Wed January 26, 2011 - West Edition
Lori Lovely

As it nears the end of its useful life, the Governor Albert D. Rosellini Bridge that carries State Route 520 across Lake Washington from Seattle to Medina is the focus of two projects, according to the Washington State Department of Transportation.

The first involves building a casting facility to construct 33 pontoons for emergency relief in the case of catastrophic failure. The second, a related project, will use those 33 pontoons and 44 more to replace the aging bridge.

Known to locals as the Evergreen Point Floating Bridge, it is the state’s oldest and world’s longest floating bridge. Opened as a four-lane toll bridge in 1963, the 60-ft. (18.2 m)-wide roadway features a 1.42 mi. (2.2 km) long floating section supported by 33 pontoons held in place by 62 anchors attached with high-strength cables ranging from 2-3/16 to 2-3/4 inches thick.

Expiration Date

Despite a seismic retrofit in 1999, the bridge and its approaches are vulnerable during severe windstorms and earthquakes. When sustained wind gusts reach 50 mph, the bridge is closed to traffic in order to protect its drawspan, anchor cables and pontoons from cracking or breaking, which would cause the bridge to sink.

Bridge crews closely monitor the bridge, the effects of wind and water on it and road conditions, especially now that the weight of various reinforcements over the years has lowered the bridge about a foot. When storms require a full bridge closure, it causes a bottleneck for commuters, who have few options for alternate routes. Designed to carry 65,000 vehicles per day, the Evergreen Point Bridge actually handles twice that number.

The potential for congestion is the reason for this two-part project, said Dave Ziegler, principal engineer on the Pontoon Construction Project for WSDOT. SR 520 is one of only two east-west roadways across Lake Washington.

EXERCISE TASK 1: Return every line of the records that contains the string "chart", matching case exactly.

MATERIAL FOR THE TASK:

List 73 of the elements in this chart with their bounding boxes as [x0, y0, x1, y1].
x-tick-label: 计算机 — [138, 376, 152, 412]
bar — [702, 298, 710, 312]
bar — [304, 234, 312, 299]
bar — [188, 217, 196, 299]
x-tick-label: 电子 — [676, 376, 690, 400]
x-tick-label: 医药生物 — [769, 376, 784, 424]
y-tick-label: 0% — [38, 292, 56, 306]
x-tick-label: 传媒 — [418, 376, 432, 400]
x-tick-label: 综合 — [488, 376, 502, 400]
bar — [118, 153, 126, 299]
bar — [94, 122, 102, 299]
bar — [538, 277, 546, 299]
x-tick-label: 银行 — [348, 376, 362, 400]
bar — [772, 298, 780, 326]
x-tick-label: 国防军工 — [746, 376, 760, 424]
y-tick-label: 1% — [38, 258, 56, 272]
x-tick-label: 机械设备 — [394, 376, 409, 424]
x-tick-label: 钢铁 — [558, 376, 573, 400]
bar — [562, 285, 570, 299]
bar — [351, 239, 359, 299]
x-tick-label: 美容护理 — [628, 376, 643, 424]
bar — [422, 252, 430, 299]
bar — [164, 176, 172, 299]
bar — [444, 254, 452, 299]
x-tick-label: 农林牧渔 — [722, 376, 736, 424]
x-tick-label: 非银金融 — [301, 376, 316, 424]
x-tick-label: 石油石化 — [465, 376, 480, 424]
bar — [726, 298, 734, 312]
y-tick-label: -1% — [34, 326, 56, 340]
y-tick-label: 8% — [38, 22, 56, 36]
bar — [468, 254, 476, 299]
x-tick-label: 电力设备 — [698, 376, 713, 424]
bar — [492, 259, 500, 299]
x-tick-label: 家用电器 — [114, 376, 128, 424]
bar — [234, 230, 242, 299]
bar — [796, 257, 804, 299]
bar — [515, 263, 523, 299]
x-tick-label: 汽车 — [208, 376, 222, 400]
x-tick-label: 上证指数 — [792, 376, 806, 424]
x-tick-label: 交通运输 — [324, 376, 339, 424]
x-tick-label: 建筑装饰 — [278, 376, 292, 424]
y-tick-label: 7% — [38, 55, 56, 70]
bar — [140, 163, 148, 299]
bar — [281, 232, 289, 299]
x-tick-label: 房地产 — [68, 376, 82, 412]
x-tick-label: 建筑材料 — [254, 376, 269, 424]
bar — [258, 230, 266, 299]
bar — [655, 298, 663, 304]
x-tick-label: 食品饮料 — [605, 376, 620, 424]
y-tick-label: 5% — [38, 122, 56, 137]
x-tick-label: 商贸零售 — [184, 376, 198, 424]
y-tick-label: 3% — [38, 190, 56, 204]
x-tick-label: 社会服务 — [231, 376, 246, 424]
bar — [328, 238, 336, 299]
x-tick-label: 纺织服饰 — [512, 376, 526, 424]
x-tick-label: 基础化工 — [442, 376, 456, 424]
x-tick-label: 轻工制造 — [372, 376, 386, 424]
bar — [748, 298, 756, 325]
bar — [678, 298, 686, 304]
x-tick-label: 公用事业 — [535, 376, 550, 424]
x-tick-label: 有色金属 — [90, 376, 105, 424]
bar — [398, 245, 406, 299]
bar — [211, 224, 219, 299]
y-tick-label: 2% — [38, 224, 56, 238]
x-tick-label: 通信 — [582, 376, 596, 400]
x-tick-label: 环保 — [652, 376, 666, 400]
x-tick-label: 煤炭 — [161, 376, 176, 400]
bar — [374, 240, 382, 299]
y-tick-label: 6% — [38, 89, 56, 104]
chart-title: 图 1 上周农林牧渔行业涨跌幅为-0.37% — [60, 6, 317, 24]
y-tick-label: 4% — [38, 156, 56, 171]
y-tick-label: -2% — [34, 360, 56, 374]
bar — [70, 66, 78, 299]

EXERCISE TASK 2: Reproduce word for word everything in the bridge article from "As it nears" down to "the aging bridge.".

OUTPUT 1:
List 73 of the elements in this chart with their bounding boxes as [x0, y0, x1, y1].
chart-title: 图 1 上周农林牧渔行业涨跌幅为-0.37% — [60, 6, 317, 24]

OUTPUT 2:
As it nears the end of its useful life, the Governor Albert D. Rosellini Bridge that carries State Route 520 across Lake Washington from Seattle to Medina is the focus of two projects, according to the Washington State Department of Transportation.

The first involves building a casting facility to construct 33 pontoons for emergency relief in the case of catastrophic failure. The second, a related project, will use those 33 pontoons and 44 more to replace the aging bridge.